Source extract
Are there easily observed birds whose fluctuating status exposes changes in the underlying ecological circumstances – revealing the true health – of an environment, be it a village, a district, or a nation?
Apart from at the freezing Poles I suggest that we should look at Swifts and Swallows! Now you may think this a wee bit perverse. After all these are not creatures of the terrestrial environment. They are aerial feeders and they seldom or never – in the case of swifts – forage on the ground. Every species in each of these two families feeds on airborne invertebrates. However when they are attending to their young, especially when the young are in the nest, they must forage relatively close to the nest site. All the insects, and other aerial invertebrates, that the swifts and swallows capture have drifted or been blown from the forest, the fields and scrub, the marshes and crops, even from the cities and deserts down below. Admittedly some of these food items will have been transported a considerable distance on the wind.
Another reason to chose swallows and swifts is that investigating their status and distribution, in a small area, is comparatively easy. They cannot hide. So it is easy when compared with studying skulking forest birds for example. I have lived for much of the last decade in the tropics, on the plateau of East Africa at a kilometre and a half above sea level, and so I have been able to look for swifts and swallows every day, and throughout each year.

Dataset records
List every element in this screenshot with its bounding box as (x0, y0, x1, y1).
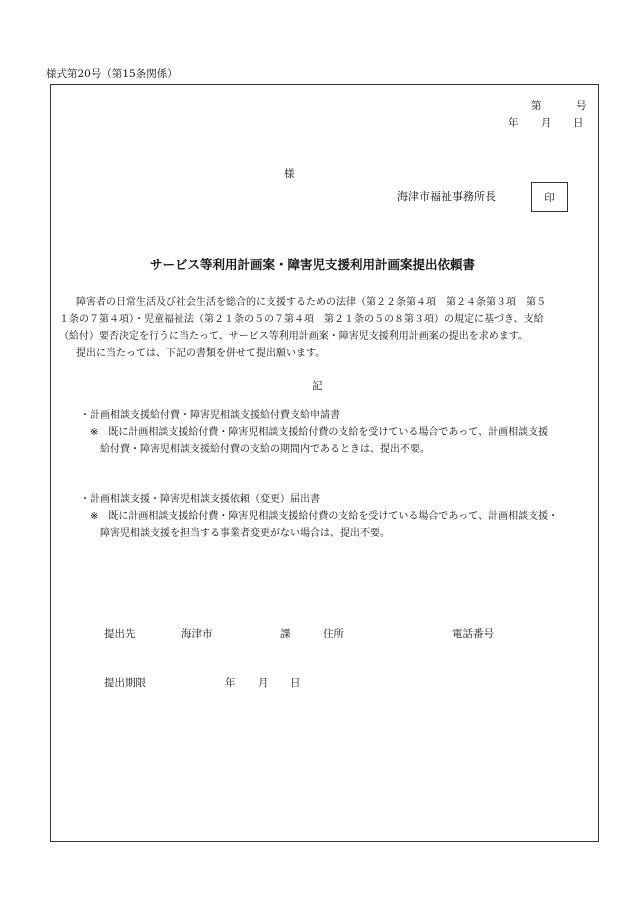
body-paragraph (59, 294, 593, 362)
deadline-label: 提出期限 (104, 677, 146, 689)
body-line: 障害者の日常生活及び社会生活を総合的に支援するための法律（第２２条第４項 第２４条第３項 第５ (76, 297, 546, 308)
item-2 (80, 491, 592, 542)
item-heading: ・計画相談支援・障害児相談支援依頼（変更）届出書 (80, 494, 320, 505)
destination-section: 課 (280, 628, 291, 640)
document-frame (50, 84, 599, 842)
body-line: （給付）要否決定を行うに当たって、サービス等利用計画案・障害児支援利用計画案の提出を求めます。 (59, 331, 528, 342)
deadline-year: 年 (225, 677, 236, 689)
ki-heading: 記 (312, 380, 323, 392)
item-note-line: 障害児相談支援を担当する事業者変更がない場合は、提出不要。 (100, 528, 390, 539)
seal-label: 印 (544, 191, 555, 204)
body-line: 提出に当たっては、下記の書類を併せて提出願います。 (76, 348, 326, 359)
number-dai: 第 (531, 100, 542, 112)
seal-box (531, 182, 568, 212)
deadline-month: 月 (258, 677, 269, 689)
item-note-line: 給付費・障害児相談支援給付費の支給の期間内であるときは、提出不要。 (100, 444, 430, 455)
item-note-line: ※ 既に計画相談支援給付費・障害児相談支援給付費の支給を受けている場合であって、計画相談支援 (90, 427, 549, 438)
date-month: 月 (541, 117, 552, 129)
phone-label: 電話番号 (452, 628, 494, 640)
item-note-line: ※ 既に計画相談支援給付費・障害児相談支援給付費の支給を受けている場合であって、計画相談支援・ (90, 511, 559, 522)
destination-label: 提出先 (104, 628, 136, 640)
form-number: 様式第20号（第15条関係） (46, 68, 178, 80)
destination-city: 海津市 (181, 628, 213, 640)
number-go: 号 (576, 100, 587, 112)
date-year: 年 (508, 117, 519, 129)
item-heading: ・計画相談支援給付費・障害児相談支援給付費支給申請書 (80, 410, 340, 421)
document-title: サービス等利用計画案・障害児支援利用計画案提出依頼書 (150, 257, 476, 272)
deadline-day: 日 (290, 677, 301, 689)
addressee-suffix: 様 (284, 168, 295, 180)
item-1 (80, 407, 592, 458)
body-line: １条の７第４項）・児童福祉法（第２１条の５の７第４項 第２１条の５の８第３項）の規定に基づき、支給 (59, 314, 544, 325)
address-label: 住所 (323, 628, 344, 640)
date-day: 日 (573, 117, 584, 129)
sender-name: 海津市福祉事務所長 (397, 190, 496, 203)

Direction A
Answer the following questions using the passage on swifts and swallows.
(i) On what does every species in the two families feed?
(ii) At what height above sea level does the plateau where the writer has lived for much of the last decade lie?
(iii) When must these birds forage relatively close to the nest site?
Direction B
Render into French this sentence from the passage on swifts and swallows: "Every species in each of these two families feeds on airborne invertebrates."
Direction C
Retype the section of the passage on swifts and swallows starting at "Another reason to" and ending at "throughout each year.", without any alteration.

Exercise answer A
(i) Airborne invertebrates.
(ii) A kilometre and a half.
(iii) When they are attending to their young, especially when the young are in the nest.

Exercise answer B
Chaque espèce de chacune de ces deux familles se nourrit d'invertébrés aériens.

Exercise answer C
Another reason to chose swallows and swifts is that investigating their status and distribution, in a small area, is comparatively easy. They cannot hide. So it is easy when compared with studying skulking forest birds for example. I have lived for much of the last decade in the tropics, on the plateau of East Africa at a kilometre and a half above sea level, and so I have been able to look for swifts and swallows every day, and throughout each year.